→ DATA SUPPLIED:
****************

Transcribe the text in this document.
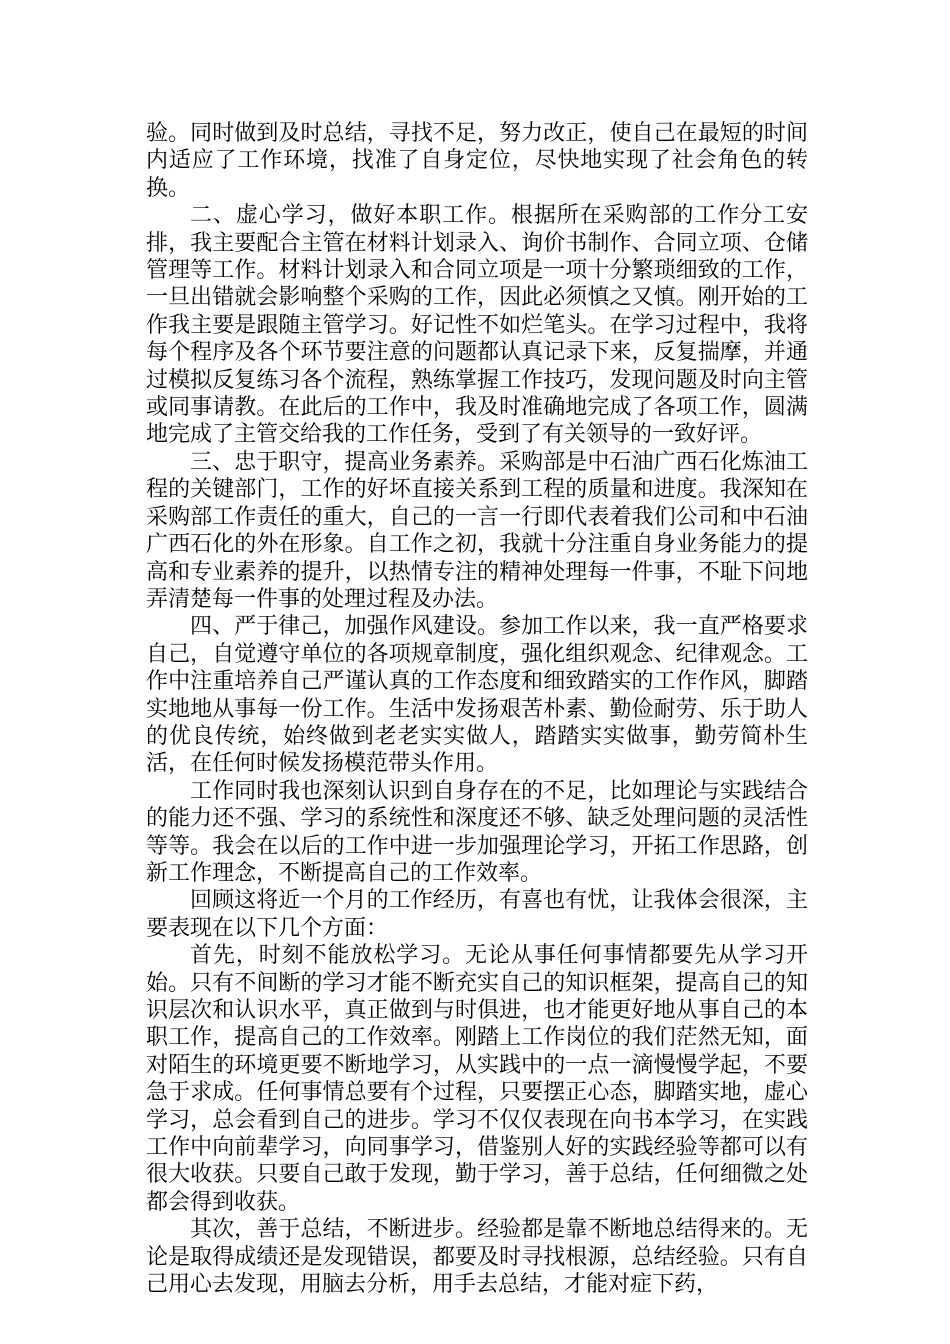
验。同时做到及时总结，寻找不足，努力改正，使自己在最短的时间内适应了工作环境，找准了自身定位，尽快地实现了社会角色的转换。

二、虚心学习，做好本职工作。根据所在采购部的工作分工安排，我主要配合主管在材料计划录入、询价书制作、合同立项、仓储管理等工作。材料计划录入和合同立项是一项十分繁琐细致的工作，一旦出错就会影响整个采购的工作，因此必须慎之又慎。刚开始的工作我主要是跟随主管学习。好记性不如烂笔头。在学习过程中，我将每个程序及各个环节要注意的问题都认真记录下来，反复揣摩，并通过模拟反复练习各个流程，熟练掌握工作技巧，发现问题及时向主管或同事请教。在此后的工作中，我及时准确地完成了各项工作，圆满地完成了主管交给我的工作任务，受到了有关领导的一致好评。

三、忠于职守，提高业务素养。采购部是中石油广西石化炼油工程的关键部门，工作的好坏直接关系到工程的质量和进度。我深知在采购部工作责任的重大，自己的一言一行即代表着我们公司和中石油广西石化的外在形象。自工作之初，我就十分注重自身业务能力的提高和专业素养的提升，以热情专注的精神处理每一件事，不耻下问地弄清楚每一件事的处理过程及办法。

四、严于律己，加强作风建设。参加工作以来，我一直严格要求自己，自觉遵守单位的各项规章制度，强化组织观念、纪律观念。工作中注重培养自己严谨认真的工作态度和细致踏实的工作作风，脚踏实地地从事每一份工作。生活中发扬艰苦朴素、勤俭耐劳、乐于助人的优良传统，始终做到老老实实做人，踏踏实实做事，勤劳简朴生活，在任何时候发扬模范带头作用。

工作同时我也深刻认识到自身存在的不足，比如理论与实践结合的能力还不强、学习的系统性和深度还不够、缺乏处理问题的灵活性等等。我会在以后的工作中进一步加强理论学习，开拓工作思路，创新工作理念，不断提高自己的工作效率。

回顾这将近一个月的工作经历，有喜也有忧，让我体会很深，主要表现在以下几个方面：

首先，时刻不能放松学习。无论从事任何事情都要先从学习开始。只有不间断的学习才能不断充实自己的知识框架，提高自己的知识层次和认识水平，真正做到与时俱进，也才能更好地从事自己的本职工作，提高自己的工作效率。刚踏上工作岗位的我们茫然无知，面对陌生的环境更要不断地学习，从实践中的一点一滴慢慢学起，不要急于求成。任何事情总要有个过程，只要摆正心态，脚踏实地，虚心学习，总会看到自己的进步。学习不仅仅表现在向书本学习，在实践工作中向前辈学习，向同事学习，借鉴别人好的实践经验等都可以有很大收获。只要自己敢于发现，勤于学习，善于总结，任何细微之处都会得到收获。

其次，善于总结，不断进步。经验都是靠不断地总结得来的。无论是取得成绩还是发现错误，都要及时寻找根源，总结经验。只有自己用心去发现，用脑去分析，用手去总结，才能对症下药，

****************

→ OBJECTIVE:
Gather up every line in the data above that contains the word "善于总结", copying each one.

→ EXPECTED OUTPUT:
首先，时刻不能放松学习。无论从事任何事情都要先从学习开始。只有不间断的学习才能不断充实自己的知识框架，提高自己的知识层次和认识水平，真正做到与时俱进，也才能更好地从事自己的本职工作，提高自己的工作效率。刚踏上工作岗位的我们茫然无知，面对陌生的环境更要不断地学习，从实践中的一点一滴慢慢学起，不要急于求成。任何事情总要有个过程，只要摆正心态，脚踏实地，虚心学习，总会看到自己的进步。学习不仅仅表现在向书本学习，在实践工作中向前辈学习，向同事学习，借鉴别人好的实践经验等都可以有很大收获。只要自己敢于发现，勤于学习，善于总结，任何细微之处都会得到收获。
其次，善于总结，不断进步。经验都是靠不断地总结得来的。无论是取得成绩还是发现错误，都要及时寻找根源，总结经验。只有自己用心去发现，用脑去分析，用手去总结，才能对症下药，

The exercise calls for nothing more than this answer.